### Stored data
* Start *

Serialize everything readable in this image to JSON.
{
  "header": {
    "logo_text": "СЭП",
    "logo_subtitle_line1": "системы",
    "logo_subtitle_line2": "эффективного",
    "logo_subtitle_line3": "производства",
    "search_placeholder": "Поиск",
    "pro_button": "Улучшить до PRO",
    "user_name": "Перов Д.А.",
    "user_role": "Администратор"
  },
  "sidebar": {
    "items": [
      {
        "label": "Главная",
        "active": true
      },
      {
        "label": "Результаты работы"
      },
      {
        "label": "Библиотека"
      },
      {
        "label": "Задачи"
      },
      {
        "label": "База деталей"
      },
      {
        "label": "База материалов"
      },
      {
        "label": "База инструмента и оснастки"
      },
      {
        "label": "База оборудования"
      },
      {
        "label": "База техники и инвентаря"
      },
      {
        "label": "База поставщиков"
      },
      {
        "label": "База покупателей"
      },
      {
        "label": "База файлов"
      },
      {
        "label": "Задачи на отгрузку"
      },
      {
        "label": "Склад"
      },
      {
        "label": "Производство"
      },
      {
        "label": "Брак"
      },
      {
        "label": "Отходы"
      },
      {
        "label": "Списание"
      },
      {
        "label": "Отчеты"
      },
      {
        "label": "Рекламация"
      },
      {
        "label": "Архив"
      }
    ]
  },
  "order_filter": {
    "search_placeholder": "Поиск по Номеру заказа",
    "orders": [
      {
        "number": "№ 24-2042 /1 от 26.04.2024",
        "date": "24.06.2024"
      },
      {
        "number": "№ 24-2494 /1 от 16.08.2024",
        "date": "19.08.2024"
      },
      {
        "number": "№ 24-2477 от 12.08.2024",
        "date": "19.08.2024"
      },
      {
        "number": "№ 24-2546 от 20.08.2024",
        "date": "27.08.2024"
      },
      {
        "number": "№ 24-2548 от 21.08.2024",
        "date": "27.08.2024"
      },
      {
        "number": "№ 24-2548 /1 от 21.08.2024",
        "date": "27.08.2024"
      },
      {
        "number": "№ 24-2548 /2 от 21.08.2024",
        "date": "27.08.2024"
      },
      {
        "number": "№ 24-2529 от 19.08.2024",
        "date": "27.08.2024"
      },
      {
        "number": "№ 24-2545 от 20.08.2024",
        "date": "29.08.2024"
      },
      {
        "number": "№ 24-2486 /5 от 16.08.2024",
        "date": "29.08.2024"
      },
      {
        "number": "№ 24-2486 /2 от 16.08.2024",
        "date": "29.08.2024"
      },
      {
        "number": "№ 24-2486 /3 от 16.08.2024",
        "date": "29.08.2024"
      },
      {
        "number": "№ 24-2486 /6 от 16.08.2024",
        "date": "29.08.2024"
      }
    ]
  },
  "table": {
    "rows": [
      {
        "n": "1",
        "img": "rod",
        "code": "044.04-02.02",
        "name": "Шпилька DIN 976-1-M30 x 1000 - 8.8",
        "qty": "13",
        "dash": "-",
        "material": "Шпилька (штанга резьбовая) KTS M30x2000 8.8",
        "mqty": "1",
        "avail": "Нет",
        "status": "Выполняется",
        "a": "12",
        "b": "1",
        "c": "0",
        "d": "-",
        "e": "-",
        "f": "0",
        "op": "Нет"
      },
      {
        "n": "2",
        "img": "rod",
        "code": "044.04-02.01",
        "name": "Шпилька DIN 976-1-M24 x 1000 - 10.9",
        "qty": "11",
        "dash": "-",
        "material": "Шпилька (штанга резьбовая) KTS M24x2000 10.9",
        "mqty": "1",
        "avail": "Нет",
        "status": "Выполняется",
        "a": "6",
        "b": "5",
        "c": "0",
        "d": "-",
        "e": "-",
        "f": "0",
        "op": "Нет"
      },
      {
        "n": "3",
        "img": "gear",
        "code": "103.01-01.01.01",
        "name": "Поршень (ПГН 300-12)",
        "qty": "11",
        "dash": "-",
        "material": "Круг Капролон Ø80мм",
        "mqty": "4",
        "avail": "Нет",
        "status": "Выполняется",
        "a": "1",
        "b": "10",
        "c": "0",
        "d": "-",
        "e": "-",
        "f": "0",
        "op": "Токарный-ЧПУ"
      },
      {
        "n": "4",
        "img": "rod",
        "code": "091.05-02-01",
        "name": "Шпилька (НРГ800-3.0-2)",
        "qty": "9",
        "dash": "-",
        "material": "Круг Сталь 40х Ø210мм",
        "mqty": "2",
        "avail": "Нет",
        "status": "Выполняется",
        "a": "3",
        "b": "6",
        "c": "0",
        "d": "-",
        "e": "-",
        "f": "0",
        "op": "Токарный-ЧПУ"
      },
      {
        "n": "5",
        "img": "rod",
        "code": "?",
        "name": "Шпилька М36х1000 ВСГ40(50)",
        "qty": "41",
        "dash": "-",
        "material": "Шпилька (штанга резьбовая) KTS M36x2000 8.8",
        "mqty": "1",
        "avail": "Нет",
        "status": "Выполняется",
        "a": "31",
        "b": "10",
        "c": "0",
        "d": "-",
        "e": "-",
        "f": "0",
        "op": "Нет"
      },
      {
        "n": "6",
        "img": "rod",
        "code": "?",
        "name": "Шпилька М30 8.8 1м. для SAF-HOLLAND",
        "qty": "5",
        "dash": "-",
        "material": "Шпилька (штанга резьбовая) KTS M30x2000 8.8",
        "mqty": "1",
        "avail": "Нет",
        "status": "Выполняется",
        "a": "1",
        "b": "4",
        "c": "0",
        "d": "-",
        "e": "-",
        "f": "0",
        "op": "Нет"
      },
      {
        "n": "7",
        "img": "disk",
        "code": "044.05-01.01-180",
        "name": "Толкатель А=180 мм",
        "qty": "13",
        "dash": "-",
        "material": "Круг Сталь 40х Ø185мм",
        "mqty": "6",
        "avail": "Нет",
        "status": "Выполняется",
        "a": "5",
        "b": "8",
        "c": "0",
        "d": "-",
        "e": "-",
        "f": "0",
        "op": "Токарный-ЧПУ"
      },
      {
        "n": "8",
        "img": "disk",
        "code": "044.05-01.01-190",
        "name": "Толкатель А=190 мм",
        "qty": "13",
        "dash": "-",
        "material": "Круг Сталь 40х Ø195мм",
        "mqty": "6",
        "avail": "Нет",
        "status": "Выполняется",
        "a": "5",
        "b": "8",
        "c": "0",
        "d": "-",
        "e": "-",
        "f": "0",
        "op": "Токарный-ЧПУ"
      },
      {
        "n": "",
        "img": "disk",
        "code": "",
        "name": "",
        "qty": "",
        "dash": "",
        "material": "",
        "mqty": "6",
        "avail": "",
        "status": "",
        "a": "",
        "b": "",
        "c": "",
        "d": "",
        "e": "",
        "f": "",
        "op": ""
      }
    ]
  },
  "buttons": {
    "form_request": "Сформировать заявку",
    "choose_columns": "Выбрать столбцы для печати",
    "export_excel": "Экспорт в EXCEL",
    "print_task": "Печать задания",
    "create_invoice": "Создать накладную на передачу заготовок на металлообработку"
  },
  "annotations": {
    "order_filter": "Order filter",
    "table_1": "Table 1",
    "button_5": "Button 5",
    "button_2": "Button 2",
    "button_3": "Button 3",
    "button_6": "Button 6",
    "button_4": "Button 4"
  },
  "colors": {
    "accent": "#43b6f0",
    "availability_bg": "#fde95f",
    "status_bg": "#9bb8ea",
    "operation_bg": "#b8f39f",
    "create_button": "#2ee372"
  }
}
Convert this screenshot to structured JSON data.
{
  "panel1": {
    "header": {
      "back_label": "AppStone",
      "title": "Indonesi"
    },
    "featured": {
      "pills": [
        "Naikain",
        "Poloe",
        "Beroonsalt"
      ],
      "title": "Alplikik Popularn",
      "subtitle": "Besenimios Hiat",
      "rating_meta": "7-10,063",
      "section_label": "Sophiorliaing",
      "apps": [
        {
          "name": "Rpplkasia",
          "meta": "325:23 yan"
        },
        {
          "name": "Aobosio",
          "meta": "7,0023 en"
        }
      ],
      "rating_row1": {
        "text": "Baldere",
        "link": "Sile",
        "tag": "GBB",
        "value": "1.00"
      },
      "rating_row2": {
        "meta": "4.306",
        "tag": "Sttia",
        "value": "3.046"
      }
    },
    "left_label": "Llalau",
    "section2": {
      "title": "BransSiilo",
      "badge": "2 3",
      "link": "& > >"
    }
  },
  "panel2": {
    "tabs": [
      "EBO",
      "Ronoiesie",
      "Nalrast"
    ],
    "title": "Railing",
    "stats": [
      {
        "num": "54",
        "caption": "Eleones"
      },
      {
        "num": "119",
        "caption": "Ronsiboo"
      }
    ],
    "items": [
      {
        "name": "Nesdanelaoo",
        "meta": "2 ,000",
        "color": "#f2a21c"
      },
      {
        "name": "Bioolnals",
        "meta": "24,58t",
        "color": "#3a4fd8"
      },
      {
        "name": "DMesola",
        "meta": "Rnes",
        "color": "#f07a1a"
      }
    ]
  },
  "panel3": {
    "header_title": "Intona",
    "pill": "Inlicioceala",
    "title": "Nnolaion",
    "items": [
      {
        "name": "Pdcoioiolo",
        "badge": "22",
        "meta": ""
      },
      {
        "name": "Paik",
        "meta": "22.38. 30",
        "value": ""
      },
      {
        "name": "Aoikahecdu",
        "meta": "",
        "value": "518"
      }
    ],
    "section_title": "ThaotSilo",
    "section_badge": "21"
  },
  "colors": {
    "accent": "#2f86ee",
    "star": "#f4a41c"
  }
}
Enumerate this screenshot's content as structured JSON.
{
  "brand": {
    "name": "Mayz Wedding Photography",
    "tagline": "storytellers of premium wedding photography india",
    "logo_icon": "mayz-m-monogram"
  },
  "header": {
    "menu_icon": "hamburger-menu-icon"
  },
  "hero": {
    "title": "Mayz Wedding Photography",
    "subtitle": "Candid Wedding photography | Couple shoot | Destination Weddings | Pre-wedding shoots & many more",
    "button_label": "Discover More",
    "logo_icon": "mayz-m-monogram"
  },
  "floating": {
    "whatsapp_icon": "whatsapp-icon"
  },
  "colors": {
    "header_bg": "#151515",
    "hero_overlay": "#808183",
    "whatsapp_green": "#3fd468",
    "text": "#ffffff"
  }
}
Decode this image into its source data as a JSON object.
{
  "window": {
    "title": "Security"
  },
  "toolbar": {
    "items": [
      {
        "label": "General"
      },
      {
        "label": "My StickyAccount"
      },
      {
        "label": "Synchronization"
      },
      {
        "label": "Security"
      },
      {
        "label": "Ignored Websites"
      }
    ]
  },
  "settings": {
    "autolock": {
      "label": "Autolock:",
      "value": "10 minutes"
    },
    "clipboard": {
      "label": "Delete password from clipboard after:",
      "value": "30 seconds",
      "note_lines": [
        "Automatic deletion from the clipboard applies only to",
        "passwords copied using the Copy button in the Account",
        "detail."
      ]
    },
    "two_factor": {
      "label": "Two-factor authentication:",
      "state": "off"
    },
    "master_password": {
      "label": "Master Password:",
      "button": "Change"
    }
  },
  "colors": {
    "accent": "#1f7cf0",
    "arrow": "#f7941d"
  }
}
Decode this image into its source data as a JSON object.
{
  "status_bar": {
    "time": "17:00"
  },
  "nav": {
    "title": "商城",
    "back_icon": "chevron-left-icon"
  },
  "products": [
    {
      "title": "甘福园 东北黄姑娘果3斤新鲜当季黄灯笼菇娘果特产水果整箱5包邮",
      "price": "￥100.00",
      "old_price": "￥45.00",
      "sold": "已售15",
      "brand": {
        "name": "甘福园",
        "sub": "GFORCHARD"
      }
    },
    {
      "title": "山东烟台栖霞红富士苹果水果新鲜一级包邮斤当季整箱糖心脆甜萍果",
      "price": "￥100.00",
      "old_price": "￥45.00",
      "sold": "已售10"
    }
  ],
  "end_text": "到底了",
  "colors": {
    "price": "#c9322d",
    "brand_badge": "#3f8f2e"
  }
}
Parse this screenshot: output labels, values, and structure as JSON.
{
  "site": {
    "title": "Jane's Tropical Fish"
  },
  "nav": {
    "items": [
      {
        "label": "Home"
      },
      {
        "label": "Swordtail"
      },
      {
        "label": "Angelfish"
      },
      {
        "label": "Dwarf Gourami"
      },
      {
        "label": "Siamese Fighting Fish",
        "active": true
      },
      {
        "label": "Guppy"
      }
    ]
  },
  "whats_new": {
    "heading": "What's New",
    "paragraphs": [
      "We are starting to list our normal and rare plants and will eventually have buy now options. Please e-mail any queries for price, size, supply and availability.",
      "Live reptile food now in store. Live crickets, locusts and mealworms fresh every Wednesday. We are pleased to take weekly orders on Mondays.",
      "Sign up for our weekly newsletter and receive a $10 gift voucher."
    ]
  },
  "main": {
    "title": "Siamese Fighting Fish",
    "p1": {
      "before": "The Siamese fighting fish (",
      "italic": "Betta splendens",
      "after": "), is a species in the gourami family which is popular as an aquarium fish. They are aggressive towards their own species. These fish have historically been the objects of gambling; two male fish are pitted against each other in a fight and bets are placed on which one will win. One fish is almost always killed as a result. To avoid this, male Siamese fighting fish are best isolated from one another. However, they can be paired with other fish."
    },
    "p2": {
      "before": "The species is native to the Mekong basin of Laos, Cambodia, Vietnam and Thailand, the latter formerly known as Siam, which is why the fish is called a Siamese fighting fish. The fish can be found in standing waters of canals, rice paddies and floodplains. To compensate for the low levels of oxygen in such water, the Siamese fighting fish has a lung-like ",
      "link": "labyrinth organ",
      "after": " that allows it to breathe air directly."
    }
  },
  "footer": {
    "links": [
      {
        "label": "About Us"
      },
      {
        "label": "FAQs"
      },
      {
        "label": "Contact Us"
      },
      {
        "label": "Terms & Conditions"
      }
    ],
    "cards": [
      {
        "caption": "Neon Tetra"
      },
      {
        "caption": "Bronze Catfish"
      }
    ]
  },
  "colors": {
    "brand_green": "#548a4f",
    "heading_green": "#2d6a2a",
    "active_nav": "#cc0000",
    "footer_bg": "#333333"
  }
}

* End *

### Problem statement
A single figure is required: the number of lines above in which the word "have" occurs.

### Written response
2